(Data shown)

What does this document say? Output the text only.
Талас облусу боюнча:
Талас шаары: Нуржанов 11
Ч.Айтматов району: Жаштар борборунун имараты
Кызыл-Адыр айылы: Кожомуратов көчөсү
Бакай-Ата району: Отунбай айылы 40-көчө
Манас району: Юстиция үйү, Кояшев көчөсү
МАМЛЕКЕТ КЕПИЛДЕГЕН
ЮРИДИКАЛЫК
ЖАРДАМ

(Task) Return all of the entries exactly as they were supplied.

(The solution)
What does this document say? Output the text only.
Талас облусу боюнча:
Талас шаары: Нуржанов 11
Ч.Айтматов району: Жаштар борборунун имараты
Кызыл-Адыр айылы: Кожомуратов көчөсү
Бакай-Ата району: Отунбай айылы 40-көчө
Манас району: Юстиция үйү, Кояшев көчөсү
МАМЛЕКЕТ КЕПИЛДЕГЕН
ЮРИДИКАЛЫК
ЖАРДАМ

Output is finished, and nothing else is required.